↓

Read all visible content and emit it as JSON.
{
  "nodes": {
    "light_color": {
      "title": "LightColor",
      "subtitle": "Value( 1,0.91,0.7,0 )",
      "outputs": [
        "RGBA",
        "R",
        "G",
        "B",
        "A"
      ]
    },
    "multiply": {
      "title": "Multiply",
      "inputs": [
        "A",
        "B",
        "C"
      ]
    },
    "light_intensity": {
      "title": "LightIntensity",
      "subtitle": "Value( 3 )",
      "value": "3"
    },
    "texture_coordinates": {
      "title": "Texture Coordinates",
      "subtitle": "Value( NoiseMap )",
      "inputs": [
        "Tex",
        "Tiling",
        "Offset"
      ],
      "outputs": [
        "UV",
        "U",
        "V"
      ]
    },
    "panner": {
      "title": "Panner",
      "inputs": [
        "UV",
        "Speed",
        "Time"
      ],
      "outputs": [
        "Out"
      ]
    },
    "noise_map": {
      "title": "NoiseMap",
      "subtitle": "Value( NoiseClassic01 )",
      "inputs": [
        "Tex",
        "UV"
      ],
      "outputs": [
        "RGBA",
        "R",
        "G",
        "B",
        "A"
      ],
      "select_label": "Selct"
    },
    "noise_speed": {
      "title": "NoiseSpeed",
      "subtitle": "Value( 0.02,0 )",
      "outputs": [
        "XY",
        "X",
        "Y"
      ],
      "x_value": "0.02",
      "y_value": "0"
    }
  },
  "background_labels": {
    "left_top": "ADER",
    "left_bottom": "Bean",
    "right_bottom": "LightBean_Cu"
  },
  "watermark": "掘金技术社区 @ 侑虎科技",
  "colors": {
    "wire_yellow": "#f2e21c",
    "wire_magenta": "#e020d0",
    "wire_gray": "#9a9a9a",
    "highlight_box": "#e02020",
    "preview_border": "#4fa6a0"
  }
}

↑

> [SHORT TASK]
Each line must be given again exactly as written above.

> [ANSWER IN FULL]
Read all visible content and emit it as JSON.
{
  "nodes": {
    "light_color": {
      "title": "LightColor",
      "subtitle": "Value( 1,0.91,0.7,0 )",
      "outputs": [
        "RGBA",
        "R",
        "G",
        "B",
        "A"
      ]
    },
    "multiply": {
      "title": "Multiply",
      "inputs": [
        "A",
        "B",
        "C"
      ]
    },
    "light_intensity": {
      "title": "LightIntensity",
      "subtitle": "Value( 3 )",
      "value": "3"
    },
    "texture_coordinates": {
      "title": "Texture Coordinates",
      "subtitle": "Value( NoiseMap )",
      "inputs": [
        "Tex",
        "Tiling",
        "Offset"
      ],
      "outputs": [
        "UV",
        "U",
        "V"
      ]
    },
    "panner": {
      "title": "Panner",
      "inputs": [
        "UV",
        "Speed",
        "Time"
      ],
      "outputs": [
        "Out"
      ]
    },
    "noise_map": {
      "title": "NoiseMap",
      "subtitle": "Value( NoiseClassic01 )",
      "inputs": [
        "Tex",
        "UV"
      ],
      "outputs": [
        "RGBA",
        "R",
        "G",
        "B",
        "A"
      ],
      "select_label": "Selct"
    },
    "noise_speed": {
      "title": "NoiseSpeed",
      "subtitle": "Value( 0.02,0 )",
      "outputs": [
        "XY",
        "X",
        "Y"
      ],
      "x_value": "0.02",
      "y_value": "0"
    }
  },
  "background_labels": {
    "left_top": "ADER",
    "left_bottom": "Bean",
    "right_bottom": "LightBean_Cu"
  },
  "watermark": "掘金技术社区 @ 侑虎科技",
  "colors": {
    "wire_yellow": "#f2e21c",
    "wire_magenta": "#e020d0",
    "wire_gray": "#9a9a9a",
    "highlight_box": "#e02020",
    "preview_border": "#4fa6a0"
  }
}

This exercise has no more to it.